=== Problem to solve ===
Looking at the data below, count the lines that contain the string "this". Write only the total.

=== Material ===
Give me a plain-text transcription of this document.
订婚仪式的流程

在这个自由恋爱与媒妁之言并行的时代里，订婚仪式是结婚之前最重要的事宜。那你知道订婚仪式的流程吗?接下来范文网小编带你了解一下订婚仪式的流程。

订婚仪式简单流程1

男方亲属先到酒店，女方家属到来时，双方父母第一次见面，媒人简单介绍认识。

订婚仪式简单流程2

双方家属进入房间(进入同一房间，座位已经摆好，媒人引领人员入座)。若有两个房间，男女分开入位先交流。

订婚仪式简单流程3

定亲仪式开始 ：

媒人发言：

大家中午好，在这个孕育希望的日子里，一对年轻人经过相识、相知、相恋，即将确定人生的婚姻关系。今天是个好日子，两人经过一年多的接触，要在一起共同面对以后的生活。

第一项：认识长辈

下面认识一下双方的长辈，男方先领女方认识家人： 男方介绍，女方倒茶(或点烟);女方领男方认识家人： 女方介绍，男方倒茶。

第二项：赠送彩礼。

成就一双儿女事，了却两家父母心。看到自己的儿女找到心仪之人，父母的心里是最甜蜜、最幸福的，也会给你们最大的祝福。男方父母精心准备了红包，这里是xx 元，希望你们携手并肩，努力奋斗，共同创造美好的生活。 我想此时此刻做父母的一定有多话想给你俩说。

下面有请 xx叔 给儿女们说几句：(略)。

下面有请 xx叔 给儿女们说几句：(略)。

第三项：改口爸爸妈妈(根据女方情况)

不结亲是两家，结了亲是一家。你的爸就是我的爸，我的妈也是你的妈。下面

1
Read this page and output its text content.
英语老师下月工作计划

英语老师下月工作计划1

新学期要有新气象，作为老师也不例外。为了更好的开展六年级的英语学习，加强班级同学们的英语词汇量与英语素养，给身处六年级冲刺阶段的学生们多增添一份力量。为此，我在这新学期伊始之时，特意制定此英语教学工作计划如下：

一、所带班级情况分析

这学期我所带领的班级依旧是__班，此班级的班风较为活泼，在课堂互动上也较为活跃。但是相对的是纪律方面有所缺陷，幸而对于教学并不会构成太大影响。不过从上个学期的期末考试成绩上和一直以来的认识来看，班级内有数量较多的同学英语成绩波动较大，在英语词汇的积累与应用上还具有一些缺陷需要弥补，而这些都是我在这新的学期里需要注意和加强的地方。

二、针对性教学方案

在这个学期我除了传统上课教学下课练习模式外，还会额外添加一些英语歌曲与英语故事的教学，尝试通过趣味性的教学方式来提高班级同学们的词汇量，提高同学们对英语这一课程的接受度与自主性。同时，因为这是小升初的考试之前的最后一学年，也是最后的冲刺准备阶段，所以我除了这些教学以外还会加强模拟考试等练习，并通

=== Output below ===
2